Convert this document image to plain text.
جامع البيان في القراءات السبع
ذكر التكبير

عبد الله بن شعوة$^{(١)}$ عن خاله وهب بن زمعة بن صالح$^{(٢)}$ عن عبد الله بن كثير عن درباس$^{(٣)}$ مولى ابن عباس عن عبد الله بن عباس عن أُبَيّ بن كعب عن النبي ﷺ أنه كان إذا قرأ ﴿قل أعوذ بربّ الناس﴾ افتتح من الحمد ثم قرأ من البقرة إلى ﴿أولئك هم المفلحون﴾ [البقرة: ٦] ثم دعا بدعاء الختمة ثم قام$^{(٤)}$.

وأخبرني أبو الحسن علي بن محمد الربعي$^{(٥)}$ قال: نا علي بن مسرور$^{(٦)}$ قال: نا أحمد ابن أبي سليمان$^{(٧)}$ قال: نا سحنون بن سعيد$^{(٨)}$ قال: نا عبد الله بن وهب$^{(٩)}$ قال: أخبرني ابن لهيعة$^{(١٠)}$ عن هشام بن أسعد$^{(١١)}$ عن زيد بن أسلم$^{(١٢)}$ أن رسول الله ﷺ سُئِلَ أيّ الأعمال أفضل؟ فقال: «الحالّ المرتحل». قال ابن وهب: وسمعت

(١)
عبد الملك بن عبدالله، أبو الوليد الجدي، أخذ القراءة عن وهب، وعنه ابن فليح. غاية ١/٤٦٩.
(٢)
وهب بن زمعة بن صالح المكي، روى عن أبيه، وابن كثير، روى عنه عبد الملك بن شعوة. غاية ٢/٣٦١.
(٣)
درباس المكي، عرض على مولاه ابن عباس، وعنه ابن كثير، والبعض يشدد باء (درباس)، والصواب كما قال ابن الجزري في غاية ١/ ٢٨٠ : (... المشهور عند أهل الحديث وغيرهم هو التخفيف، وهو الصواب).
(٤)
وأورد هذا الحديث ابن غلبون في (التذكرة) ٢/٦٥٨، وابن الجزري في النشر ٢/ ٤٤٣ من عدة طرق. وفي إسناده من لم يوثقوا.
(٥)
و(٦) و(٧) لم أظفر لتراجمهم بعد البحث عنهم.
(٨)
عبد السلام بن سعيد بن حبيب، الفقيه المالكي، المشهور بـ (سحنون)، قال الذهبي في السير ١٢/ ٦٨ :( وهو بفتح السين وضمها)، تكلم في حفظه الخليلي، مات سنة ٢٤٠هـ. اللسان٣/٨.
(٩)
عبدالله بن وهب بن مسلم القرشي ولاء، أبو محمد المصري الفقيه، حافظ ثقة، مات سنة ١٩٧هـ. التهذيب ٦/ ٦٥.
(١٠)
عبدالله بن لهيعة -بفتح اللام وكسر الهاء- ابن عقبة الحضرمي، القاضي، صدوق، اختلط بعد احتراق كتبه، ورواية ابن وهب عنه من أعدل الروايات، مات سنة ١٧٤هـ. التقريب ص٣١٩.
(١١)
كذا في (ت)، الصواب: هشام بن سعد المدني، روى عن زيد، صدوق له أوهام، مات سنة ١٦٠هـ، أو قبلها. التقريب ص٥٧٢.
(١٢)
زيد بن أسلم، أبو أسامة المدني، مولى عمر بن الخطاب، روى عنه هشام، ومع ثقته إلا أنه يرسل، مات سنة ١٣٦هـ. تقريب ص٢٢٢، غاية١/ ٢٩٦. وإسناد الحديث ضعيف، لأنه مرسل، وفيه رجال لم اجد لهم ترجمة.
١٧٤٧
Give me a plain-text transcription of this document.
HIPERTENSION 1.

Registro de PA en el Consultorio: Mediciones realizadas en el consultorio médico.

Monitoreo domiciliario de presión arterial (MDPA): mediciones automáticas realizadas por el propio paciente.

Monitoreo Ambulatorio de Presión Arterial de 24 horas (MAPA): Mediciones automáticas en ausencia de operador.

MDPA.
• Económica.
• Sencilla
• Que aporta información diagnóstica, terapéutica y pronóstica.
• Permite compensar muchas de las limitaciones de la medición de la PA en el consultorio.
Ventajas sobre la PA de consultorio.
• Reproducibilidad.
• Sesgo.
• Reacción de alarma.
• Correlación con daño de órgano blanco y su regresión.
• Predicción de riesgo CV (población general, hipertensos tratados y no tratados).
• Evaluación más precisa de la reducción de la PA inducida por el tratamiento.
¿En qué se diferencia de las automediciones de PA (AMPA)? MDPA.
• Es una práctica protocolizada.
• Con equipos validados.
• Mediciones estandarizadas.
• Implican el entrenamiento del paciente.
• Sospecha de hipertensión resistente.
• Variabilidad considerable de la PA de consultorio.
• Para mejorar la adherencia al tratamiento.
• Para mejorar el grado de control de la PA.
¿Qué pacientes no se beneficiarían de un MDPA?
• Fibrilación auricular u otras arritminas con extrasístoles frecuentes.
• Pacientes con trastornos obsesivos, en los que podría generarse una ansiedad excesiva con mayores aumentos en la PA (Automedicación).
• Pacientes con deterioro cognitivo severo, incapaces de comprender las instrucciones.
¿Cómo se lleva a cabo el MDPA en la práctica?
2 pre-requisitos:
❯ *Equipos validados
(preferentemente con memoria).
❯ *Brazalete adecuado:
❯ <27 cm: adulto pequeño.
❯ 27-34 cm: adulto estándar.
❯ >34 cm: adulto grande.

********

## Task brief:
Count the lines of the material that include the word "الصواب", then report only the total.

## Task result:
2